Material provided>
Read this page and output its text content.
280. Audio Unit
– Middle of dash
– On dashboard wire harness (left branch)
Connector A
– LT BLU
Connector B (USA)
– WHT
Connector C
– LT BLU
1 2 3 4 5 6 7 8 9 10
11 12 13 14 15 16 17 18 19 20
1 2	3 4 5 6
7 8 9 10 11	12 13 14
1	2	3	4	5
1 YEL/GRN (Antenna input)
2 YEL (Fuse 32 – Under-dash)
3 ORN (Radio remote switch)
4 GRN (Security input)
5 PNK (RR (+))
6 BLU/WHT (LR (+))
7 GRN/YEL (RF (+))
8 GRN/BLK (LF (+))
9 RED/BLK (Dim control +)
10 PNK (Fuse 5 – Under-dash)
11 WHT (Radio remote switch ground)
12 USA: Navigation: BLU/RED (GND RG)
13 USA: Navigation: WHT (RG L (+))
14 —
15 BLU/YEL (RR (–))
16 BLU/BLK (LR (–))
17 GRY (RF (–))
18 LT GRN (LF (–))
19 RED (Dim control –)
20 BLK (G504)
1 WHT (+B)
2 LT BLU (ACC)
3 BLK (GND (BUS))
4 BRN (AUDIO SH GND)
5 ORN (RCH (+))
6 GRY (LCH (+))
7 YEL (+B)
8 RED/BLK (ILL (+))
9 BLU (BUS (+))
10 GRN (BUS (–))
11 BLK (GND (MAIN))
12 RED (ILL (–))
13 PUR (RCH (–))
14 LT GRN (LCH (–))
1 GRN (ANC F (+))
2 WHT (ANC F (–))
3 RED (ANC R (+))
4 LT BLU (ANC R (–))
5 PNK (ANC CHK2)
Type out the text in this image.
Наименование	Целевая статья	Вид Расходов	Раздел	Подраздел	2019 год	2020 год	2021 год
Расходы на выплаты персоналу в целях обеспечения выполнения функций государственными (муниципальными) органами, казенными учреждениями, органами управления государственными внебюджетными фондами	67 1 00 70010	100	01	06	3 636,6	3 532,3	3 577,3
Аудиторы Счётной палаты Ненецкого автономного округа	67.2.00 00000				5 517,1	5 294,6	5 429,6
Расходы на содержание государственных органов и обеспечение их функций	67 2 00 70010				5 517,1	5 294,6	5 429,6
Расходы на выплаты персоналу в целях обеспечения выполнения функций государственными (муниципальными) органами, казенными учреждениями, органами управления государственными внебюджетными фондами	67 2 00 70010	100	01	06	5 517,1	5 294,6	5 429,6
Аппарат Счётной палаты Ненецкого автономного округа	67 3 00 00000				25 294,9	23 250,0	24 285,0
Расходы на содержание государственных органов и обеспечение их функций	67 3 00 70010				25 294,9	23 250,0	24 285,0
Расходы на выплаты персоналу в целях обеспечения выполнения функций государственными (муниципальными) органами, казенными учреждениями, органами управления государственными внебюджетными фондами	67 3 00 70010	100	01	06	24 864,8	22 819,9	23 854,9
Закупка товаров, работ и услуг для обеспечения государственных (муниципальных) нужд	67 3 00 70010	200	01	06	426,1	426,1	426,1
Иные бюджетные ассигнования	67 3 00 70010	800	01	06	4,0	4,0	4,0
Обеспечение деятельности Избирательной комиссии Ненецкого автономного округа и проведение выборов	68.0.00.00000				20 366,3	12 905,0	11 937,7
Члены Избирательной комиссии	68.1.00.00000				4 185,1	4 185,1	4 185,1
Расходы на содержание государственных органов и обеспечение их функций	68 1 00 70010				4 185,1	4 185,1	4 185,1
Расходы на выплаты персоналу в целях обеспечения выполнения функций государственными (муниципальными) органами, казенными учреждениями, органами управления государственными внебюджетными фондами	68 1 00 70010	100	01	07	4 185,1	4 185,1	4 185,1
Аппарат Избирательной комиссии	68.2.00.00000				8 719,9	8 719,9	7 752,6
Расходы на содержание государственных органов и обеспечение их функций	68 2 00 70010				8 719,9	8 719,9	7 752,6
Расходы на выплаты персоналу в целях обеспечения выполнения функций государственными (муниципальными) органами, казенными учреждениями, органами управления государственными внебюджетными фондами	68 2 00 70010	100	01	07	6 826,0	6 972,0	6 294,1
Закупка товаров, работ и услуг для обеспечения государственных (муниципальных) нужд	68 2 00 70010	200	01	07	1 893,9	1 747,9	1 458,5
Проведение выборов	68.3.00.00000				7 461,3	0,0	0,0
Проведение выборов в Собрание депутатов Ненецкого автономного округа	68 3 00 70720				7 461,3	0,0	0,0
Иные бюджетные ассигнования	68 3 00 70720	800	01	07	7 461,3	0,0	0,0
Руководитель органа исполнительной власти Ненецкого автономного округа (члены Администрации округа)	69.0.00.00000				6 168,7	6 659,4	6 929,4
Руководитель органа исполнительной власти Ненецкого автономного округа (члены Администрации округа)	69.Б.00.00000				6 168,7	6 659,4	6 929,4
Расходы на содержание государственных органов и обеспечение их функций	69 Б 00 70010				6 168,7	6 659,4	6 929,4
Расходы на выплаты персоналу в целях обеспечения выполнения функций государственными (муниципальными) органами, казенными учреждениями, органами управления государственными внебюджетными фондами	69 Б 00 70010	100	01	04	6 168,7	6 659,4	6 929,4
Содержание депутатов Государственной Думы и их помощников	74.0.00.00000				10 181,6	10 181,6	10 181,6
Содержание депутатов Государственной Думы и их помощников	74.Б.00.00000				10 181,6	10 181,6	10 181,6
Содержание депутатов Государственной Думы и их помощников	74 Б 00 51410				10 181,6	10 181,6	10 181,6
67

Task brief> Reproduce the data, keeping every line exactly the same.

Expected answer>
Read this page and output its text content.
280. Audio Unit
– Middle of dash
– On dashboard wire harness (left branch)
Connector A
– LT BLU
Connector B (USA)
– WHT
Connector C
– LT BLU
1 2 3 4 5 6 7 8 9 10
11 12 13 14 15 16 17 18 19 20
1 2	3 4 5 6
7 8 9 10 11	12 13 14
1	2	3	4	5
1 YEL/GRN (Antenna input)
2 YEL (Fuse 32 – Under-dash)
3 ORN (Radio remote switch)
4 GRN (Security input)
5 PNK (RR (+))
6 BLU/WHT (LR (+))
7 GRN/YEL (RF (+))
8 GRN/BLK (LF (+))
9 RED/BLK (Dim control +)
10 PNK (Fuse 5 – Under-dash)
11 WHT (Radio remote switch ground)
12 USA: Navigation: BLU/RED (GND RG)
13 USA: Navigation: WHT (RG L (+))
14 —
15 BLU/YEL (RR (–))
16 BLU/BLK (LR (–))
17 GRY (RF (–))
18 LT GRN (LF (–))
19 RED (Dim control –)
20 BLK (G504)
1 WHT (+B)
2 LT BLU (ACC)
3 BLK (GND (BUS))
4 BRN (AUDIO SH GND)
5 ORN (RCH (+))
6 GRY (LCH (+))
7 YEL (+B)
8 RED/BLK (ILL (+))
9 BLU (BUS (+))
10 GRN (BUS (–))
11 BLK (GND (MAIN))
12 RED (ILL (–))
13 PUR (RCH (–))
14 LT GRN (LCH (–))
1 GRN (ANC F (+))
2 WHT (ANC F (–))
3 RED (ANC R (+))
4 LT BLU (ANC R (–))
5 PNK (ANC CHK2)
Type out the text in this image.
Наименование	Целевая статья	Вид Расходов	Раздел	Подраздел	2019 год	2020 год	2021 год
Расходы на выплаты персоналу в целях обеспечения выполнения функций государственными (муниципальными) органами, казенными учреждениями, органами управления государственными внебюджетными фондами	67 1 00 70010	100	01	06	3 636,6	3 532,3	3 577,3
Аудиторы Счётной палаты Ненецкого автономного округа	67.2.00 00000				5 517,1	5 294,6	5 429,6
Расходы на содержание государственных органов и обеспечение их функций	67 2 00 70010				5 517,1	5 294,6	5 429,6
Расходы на выплаты персоналу в целях обеспечения выполнения функций государственными (муниципальными) органами, казенными учреждениями, органами управления государственными внебюджетными фондами	67 2 00 70010	100	01	06	5 517,1	5 294,6	5 429,6
Аппарат Счётной палаты Ненецкого автономного округа	67 3 00 00000				25 294,9	23 250,0	24 285,0
Расходы на содержание государственных органов и обеспечение их функций	67 3 00 70010				25 294,9	23 250,0	24 285,0
Расходы на выплаты персоналу в целях обеспечения выполнения функций государственными (муниципальными) органами, казенными учреждениями, органами управления государственными внебюджетными фондами	67 3 00 70010	100	01	06	24 864,8	22 819,9	23 854,9
Закупка товаров, работ и услуг для обеспечения государственных (муниципальных) нужд	67 3 00 70010	200	01	06	426,1	426,1	426,1
Иные бюджетные ассигнования	67 3 00 70010	800	01	06	4,0	4,0	4,0
Обеспечение деятельности Избирательной комиссии Ненецкого автономного округа и проведение выборов	68.0.00.00000				20 366,3	12 905,0	11 937,7
Члены Избирательной комиссии	68.1.00.00000				4 185,1	4 185,1	4 185,1
Расходы на содержание государственных органов и обеспечение их функций	68 1 00 70010				4 185,1	4 185,1	4 185,1
Расходы на выплаты персоналу в целях обеспечения выполнения функций государственными (муниципальными) органами, казенными учреждениями, органами управления государственными внебюджетными фондами	68 1 00 70010	100	01	07	4 185,1	4 185,1	4 185,1
Аппарат Избирательной комиссии	68.2.00.00000				8 719,9	8 719,9	7 752,6
Расходы на содержание государственных органов и обеспечение их функций	68 2 00 70010				8 719,9	8 719,9	7 752,6
Расходы на выплаты персоналу в целях обеспечения выполнения функций государственными (муниципальными) органами, казенными учреждениями, органами управления государственными внебюджетными фондами	68 2 00 70010	100	01	07	6 826,0	6 972,0	6 294,1
Закупка товаров, работ и услуг для обеспечения государственных (муниципальных) нужд	68 2 00 70010	200	01	07	1 893,9	1 747,9	1 458,5
Проведение выборов	68.3.00.00000				7 461,3	0,0	0,0
Проведение выборов в Собрание депутатов Ненецкого автономного округа	68 3 00 70720				7 461,3	0,0	0,0
Иные бюджетные ассигнования	68 3 00 70720	800	01	07	7 461,3	0,0	0,0
Руководитель органа исполнительной власти Ненецкого автономного округа (члены Администрации округа)	69.0.00.00000				6 168,7	6 659,4	6 929,4
Руководитель органа исполнительной власти Ненецкого автономного округа (члены Администрации округа)	69.Б.00.00000				6 168,7	6 659,4	6 929,4
Расходы на содержание государственных органов и обеспечение их функций	69 Б 00 70010				6 168,7	6 659,4	6 929,4
Расходы на выплаты персоналу в целях обеспечения выполнения функций государственными (муниципальными) органами, казенными учреждениями, органами управления государственными внебюджетными фондами	69 Б 00 70010	100	01	04	6 168,7	6 659,4	6 929,4
Содержание депутатов Государственной Думы и их помощников	74.0.00.00000				10 181,6	10 181,6	10 181,6
Содержание депутатов Государственной Думы и их помощников	74.Б.00.00000				10 181,6	10 181,6	10 181,6
Содержание депутатов Государственной Думы и их помощников	74 Б 00 51410				10 181,6	10 181,6	10 181,6
67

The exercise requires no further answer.